PROVIDED RECORDS: Begin

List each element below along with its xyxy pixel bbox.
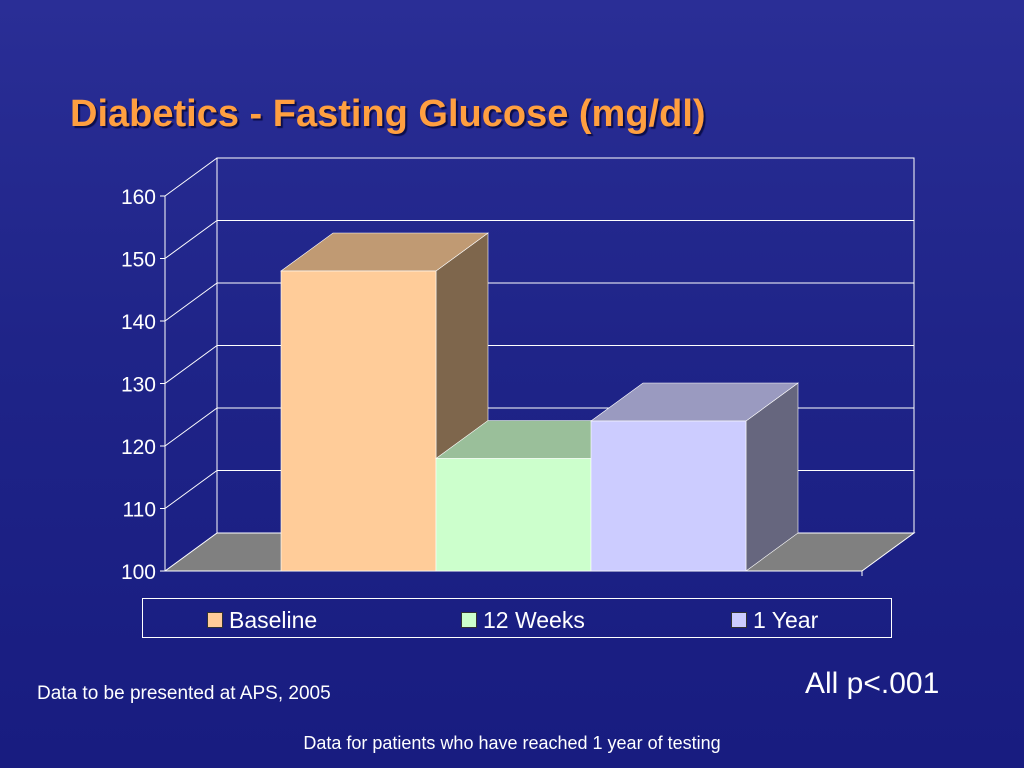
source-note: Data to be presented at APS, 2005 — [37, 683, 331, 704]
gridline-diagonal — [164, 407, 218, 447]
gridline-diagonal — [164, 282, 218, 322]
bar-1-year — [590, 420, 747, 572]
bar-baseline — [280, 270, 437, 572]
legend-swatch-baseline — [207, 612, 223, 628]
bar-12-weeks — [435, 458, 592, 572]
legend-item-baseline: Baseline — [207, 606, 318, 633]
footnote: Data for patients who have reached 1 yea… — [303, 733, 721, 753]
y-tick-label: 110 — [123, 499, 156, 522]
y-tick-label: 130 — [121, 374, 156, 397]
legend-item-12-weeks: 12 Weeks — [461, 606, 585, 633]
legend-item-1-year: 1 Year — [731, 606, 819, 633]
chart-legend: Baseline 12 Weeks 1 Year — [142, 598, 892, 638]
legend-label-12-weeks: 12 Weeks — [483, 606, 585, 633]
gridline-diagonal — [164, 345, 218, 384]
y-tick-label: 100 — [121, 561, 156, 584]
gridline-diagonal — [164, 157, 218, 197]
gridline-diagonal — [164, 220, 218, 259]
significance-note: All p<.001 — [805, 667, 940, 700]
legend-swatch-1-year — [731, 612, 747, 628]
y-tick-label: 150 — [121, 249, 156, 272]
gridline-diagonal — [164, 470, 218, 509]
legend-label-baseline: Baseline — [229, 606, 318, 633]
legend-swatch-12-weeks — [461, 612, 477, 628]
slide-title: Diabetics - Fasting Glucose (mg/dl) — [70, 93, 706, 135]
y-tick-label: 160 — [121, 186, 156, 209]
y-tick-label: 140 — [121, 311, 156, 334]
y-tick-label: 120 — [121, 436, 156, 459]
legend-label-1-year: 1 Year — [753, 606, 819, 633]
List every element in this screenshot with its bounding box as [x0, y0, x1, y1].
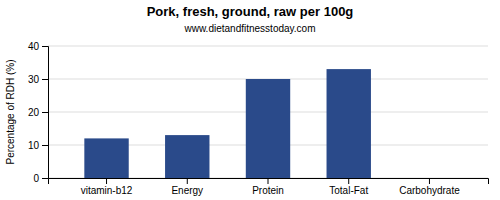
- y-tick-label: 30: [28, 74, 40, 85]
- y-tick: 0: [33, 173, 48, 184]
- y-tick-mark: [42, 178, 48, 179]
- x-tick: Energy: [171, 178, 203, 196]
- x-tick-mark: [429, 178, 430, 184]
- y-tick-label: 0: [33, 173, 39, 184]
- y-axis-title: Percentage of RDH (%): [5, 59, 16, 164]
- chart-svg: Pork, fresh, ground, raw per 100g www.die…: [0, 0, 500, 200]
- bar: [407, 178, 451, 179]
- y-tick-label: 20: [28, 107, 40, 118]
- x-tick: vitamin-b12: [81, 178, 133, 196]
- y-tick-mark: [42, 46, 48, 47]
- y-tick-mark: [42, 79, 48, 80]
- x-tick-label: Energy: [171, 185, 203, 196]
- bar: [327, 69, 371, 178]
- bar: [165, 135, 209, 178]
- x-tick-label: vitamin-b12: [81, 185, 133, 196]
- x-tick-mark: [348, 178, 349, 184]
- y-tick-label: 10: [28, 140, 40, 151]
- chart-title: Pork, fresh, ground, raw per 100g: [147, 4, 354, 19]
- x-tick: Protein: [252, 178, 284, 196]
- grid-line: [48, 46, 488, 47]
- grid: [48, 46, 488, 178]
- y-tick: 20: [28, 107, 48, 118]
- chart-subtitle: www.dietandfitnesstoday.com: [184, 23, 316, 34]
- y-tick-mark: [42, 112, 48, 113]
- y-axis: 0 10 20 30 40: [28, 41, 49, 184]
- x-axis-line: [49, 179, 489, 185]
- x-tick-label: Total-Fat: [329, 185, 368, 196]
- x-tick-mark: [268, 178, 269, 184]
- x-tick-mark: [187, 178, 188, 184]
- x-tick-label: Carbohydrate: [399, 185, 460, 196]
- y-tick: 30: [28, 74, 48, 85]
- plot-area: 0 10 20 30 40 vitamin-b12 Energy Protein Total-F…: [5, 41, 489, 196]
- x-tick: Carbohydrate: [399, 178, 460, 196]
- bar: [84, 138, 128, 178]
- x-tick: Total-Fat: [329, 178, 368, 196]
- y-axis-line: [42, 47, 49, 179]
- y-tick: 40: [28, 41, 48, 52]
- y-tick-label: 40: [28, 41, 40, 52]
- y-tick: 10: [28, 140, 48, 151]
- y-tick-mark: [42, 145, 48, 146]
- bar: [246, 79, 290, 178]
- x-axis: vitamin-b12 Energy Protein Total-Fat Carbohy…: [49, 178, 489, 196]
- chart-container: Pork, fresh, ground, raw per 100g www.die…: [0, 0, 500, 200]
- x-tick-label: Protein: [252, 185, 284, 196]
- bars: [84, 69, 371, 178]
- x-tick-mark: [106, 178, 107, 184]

PROVIDED RECORDS: End

• [EXERCISE REQUIREMENTS]: Look through the records above and please copy every line in which the string "ground" occurs.

• [TASK OUTPUT]:
- chart-svg: Pork, fresh, ground, raw per 100g www.die…: [0, 0, 500, 200]
- chart-title: Pork, fresh, ground, raw per 100g: [147, 4, 354, 19]
- chart-container: Pork, fresh, ground, raw per 100g www.die…: [0, 0, 500, 200]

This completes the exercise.